>> BEGIN

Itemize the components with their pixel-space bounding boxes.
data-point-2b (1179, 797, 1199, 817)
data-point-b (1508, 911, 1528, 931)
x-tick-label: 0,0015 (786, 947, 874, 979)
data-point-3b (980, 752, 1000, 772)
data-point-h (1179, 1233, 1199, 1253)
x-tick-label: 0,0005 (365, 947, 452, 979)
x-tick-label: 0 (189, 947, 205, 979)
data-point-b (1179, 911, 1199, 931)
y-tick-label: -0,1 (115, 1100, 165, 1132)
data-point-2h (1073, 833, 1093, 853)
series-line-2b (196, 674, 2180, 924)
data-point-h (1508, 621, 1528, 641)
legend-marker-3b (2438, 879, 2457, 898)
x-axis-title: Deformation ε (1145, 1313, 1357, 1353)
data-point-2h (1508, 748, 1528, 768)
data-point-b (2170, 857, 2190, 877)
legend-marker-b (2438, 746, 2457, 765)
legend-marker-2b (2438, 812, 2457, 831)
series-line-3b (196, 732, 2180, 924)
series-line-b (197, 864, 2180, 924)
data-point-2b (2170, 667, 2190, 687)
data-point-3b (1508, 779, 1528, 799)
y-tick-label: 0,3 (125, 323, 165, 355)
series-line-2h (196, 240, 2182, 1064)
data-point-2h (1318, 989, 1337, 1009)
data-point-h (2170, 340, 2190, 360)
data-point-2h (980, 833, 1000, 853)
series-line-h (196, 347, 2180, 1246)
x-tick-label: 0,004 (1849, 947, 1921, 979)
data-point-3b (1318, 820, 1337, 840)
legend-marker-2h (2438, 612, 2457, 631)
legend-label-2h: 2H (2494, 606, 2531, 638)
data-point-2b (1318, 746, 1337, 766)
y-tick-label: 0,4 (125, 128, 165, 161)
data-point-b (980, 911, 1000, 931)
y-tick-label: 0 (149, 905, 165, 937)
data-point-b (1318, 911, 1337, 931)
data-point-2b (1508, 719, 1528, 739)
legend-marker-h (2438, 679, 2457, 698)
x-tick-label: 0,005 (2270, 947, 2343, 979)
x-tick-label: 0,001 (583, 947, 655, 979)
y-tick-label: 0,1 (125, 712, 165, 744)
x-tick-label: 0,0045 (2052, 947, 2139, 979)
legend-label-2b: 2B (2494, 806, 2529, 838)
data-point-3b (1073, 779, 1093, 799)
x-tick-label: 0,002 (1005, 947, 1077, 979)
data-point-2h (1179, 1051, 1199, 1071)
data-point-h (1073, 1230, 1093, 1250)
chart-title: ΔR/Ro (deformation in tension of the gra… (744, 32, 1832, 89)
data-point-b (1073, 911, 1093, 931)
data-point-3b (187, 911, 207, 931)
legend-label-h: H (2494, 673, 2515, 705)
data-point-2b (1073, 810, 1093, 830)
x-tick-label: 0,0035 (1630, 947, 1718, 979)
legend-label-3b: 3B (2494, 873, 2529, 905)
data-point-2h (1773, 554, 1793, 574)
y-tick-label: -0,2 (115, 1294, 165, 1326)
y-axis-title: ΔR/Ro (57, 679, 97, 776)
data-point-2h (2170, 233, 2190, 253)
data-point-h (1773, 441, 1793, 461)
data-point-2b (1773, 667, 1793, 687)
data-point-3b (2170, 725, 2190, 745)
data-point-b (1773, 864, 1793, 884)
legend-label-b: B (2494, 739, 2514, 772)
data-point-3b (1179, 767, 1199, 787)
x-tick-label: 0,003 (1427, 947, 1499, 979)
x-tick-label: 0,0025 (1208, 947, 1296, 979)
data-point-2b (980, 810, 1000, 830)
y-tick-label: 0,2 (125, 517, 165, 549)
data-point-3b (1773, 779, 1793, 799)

>> END

**Problem statement:** Count the lines in the records that contain the string "title", treating uppercase and lowercase letters as distinct, and give only the number.

**Expected answer:** 3